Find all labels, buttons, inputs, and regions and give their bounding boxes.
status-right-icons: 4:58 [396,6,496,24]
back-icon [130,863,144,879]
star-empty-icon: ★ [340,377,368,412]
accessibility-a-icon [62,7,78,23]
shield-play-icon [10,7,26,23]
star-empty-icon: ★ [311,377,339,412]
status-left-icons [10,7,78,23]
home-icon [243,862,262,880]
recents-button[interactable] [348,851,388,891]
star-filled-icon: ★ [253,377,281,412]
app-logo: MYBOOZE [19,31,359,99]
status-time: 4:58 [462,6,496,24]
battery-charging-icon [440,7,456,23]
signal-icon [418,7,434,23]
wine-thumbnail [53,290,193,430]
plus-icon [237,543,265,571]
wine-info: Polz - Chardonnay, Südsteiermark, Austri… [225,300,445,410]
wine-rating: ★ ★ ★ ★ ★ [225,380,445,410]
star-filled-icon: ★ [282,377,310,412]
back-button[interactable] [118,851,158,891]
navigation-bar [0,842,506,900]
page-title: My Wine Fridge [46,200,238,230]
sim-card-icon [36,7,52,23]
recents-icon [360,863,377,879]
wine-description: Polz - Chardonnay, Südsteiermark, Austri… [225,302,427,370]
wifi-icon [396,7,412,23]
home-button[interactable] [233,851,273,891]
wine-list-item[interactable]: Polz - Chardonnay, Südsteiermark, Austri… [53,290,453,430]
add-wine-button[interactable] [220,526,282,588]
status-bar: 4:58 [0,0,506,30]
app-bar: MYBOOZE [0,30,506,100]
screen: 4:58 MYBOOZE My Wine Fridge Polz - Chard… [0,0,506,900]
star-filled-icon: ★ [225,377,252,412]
☆ ☆ ☆
* **Required work**: Could you extract every line from the records above and reproduce each one verbatim?

* **Complete answer**:
Find all labels, buttons, inputs, and regions and give their bounding boxes.
status-right-icons: 4:58 [396,6,496,24]
back-icon [130,863,144,879]
star-empty-icon: ★ [340,377,368,412]
accessibility-a-icon [62,7,78,23]
shield-play-icon [10,7,26,23]
star-empty-icon: ★ [311,377,339,412]
status-left-icons [10,7,78,23]
home-icon [243,862,262,880]
recents-button[interactable] [348,851,388,891]
star-filled-icon: ★ [253,377,281,412]
app-logo: MYBOOZE [19,31,359,99]
status-time: 4:58 [462,6,496,24]
battery-charging-icon [440,7,456,23]
signal-icon [418,7,434,23]
wine-thumbnail [53,290,193,430]
plus-icon [237,543,265,571]
wine-info: Polz - Chardonnay, Südsteiermark, Austri… [225,300,445,410]
wine-rating: ★ ★ ★ ★ ★ [225,380,445,410]
star-filled-icon: ★ [282,377,310,412]
back-button[interactable] [118,851,158,891]
navigation-bar [0,842,506,900]
page-title: My Wine Fridge [46,200,238,230]
sim-card-icon [36,7,52,23]
recents-icon [360,863,377,879]
wine-description: Polz - Chardonnay, Südsteiermark, Austri… [225,302,427,370]
wifi-icon [396,7,412,23]
home-button[interactable] [233,851,273,891]
wine-list-item[interactable]: Polz - Chardonnay, Südsteiermark, Austri… [53,290,453,430]
add-wine-button[interactable] [220,526,282,588]
status-bar: 4:58 [0,0,506,30]
app-bar: MYBOOZE [0,30,506,100]
screen: 4:58 MYBOOZE My Wine Fridge Polz - Chard… [0,0,506,900]
star-filled-icon: ★ [225,377,252,412]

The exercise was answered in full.